→ RECORDS FOR THIS EXERCISE
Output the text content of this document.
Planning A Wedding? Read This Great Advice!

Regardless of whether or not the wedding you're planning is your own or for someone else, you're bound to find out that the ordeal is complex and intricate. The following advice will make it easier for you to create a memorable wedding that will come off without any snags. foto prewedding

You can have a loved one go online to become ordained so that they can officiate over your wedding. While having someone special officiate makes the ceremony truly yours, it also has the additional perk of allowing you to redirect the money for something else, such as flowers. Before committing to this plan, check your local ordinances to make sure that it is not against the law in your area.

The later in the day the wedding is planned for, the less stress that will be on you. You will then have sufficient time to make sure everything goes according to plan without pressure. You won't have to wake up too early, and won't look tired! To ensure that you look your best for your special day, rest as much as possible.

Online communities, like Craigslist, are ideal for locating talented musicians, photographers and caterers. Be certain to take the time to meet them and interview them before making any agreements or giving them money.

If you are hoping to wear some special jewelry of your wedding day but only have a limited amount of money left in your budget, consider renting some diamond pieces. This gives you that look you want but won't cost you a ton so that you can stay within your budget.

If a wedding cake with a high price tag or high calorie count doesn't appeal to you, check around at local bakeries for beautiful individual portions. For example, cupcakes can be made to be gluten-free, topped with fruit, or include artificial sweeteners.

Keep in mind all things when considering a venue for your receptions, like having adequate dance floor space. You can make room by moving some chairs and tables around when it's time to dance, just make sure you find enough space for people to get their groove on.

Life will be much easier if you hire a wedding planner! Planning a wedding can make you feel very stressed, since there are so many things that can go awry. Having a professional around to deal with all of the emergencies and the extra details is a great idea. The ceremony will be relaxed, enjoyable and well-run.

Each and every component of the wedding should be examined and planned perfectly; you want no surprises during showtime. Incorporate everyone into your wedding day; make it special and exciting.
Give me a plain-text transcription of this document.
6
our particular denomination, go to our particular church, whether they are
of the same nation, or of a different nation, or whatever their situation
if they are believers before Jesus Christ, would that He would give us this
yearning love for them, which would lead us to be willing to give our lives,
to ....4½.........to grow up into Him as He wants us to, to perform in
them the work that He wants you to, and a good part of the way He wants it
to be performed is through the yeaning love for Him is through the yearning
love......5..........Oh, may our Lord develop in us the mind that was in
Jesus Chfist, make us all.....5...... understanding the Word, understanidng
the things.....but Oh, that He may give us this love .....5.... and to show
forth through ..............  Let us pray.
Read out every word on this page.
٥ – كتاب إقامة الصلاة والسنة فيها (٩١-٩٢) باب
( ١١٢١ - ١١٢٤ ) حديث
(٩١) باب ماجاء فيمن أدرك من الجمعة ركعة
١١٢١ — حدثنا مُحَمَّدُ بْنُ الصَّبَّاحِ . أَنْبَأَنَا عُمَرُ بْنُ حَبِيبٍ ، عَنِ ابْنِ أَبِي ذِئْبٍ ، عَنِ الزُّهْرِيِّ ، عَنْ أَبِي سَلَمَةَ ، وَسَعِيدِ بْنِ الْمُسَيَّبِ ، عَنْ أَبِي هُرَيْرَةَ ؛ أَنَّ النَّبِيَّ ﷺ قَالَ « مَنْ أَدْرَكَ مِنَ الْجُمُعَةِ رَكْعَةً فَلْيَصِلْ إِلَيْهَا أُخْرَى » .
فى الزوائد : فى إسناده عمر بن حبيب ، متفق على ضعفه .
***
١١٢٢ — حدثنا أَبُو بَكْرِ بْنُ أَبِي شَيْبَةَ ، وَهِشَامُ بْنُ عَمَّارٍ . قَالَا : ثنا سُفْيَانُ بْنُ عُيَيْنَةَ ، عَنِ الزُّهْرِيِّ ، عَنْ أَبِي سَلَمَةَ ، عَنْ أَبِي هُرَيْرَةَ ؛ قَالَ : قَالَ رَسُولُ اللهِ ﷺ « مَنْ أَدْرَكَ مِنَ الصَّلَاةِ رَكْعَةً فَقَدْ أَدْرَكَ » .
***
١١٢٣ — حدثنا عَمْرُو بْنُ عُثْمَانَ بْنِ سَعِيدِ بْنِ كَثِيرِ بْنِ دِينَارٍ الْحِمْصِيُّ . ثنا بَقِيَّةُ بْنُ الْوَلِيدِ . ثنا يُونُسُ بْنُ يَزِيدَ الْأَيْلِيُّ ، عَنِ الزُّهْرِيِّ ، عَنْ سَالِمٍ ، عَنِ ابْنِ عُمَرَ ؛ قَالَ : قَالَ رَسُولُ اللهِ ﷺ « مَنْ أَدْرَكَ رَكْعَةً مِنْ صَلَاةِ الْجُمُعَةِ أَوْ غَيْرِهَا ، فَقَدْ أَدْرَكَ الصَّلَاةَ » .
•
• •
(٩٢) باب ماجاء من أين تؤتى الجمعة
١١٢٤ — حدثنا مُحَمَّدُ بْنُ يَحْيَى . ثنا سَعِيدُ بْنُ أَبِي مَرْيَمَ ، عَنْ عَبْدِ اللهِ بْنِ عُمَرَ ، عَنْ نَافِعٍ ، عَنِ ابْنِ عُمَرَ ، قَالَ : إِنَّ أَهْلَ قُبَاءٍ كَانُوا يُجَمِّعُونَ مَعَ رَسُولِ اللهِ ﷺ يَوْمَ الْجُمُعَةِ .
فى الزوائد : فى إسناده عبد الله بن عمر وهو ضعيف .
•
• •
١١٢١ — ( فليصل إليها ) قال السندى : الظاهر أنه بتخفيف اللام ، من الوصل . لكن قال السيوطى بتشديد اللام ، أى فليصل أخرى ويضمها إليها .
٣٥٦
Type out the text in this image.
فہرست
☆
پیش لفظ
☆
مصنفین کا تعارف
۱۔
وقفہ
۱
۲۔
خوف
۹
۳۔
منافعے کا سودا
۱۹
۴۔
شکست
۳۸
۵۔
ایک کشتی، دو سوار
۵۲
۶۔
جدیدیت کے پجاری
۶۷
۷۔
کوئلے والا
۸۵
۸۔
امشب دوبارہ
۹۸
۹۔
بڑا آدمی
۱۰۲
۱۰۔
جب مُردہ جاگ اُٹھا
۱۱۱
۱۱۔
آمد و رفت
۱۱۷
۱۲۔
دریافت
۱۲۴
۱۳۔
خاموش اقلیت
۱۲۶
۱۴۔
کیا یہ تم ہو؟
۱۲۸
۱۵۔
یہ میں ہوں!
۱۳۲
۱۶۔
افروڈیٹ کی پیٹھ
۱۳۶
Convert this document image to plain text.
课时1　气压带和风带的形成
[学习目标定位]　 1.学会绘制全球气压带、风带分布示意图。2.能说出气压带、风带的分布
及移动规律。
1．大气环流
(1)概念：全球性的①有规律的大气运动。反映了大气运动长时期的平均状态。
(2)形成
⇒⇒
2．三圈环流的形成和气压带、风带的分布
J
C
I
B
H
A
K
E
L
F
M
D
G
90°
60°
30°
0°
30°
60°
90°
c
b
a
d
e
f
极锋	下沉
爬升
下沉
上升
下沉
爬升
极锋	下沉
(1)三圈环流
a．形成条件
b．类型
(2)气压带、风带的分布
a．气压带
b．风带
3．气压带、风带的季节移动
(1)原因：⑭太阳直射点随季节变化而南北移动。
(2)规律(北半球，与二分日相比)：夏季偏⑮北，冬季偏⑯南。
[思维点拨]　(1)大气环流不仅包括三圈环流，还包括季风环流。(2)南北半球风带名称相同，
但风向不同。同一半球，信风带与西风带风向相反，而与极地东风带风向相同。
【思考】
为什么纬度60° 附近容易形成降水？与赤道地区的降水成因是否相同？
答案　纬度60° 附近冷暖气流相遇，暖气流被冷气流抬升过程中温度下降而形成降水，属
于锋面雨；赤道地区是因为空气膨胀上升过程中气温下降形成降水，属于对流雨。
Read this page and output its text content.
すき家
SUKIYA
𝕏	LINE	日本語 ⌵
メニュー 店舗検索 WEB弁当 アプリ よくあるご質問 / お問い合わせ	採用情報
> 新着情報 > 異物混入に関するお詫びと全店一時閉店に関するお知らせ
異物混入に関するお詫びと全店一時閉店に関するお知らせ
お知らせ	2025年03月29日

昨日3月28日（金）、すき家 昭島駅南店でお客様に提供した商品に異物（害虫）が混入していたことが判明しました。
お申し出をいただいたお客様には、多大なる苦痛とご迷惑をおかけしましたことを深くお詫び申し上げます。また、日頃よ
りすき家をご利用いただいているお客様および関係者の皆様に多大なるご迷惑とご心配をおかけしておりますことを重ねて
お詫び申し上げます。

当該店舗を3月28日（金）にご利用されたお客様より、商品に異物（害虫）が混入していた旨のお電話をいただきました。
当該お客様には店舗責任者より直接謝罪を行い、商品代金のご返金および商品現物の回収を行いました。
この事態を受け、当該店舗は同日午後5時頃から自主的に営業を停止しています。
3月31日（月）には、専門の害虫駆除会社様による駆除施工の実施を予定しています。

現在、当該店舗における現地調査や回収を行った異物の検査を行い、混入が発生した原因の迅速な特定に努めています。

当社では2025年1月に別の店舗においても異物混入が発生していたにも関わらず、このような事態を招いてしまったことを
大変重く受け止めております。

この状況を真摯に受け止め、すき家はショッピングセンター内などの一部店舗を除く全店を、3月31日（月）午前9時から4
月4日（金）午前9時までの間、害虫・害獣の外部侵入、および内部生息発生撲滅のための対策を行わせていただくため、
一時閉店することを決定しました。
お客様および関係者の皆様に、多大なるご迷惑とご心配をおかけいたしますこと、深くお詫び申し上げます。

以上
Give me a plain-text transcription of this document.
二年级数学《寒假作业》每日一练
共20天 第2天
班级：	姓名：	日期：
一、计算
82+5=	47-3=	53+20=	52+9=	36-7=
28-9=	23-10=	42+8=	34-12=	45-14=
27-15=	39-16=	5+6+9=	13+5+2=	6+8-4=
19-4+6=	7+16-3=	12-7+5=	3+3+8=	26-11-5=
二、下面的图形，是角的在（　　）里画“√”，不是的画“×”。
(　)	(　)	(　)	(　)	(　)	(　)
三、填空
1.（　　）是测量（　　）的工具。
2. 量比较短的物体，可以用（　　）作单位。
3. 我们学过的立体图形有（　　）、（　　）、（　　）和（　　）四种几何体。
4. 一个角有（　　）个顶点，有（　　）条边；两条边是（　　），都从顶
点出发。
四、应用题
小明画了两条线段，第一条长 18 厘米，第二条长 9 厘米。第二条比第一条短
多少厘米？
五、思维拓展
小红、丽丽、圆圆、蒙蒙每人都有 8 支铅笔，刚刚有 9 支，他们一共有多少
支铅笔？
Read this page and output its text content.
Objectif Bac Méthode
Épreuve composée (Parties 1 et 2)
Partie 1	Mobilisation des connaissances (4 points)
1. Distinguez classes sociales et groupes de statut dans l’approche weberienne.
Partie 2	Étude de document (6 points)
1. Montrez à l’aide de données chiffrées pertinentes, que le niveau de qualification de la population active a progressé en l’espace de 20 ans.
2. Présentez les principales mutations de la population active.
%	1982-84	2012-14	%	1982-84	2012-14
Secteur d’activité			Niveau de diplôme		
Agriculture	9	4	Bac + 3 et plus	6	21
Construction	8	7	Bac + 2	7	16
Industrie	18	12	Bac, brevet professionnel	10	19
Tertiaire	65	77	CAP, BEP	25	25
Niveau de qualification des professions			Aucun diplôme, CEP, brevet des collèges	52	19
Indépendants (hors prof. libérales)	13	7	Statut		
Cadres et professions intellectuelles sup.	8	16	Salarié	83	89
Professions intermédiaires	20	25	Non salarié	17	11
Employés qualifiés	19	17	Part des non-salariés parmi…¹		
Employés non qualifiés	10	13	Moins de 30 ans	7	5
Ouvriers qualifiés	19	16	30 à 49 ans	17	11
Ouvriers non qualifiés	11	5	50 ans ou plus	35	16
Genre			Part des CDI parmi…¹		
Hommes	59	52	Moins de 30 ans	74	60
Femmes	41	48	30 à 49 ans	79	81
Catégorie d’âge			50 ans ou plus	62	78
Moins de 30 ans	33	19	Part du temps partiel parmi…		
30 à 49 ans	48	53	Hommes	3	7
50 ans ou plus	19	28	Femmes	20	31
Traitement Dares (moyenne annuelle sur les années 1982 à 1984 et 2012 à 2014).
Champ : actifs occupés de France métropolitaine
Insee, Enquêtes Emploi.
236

→ REQUIRED WORK
Identify and copy all lines with the word "text".

→ OUTPUT BELOW
Output the text content of this document.
Give me a plain-text transcription of this document.
Type out the text in this image.
Convert this document image to plain text.
Read this page and output its text content.
Give me a plain-text transcription of this document.
Read this page and output its text content.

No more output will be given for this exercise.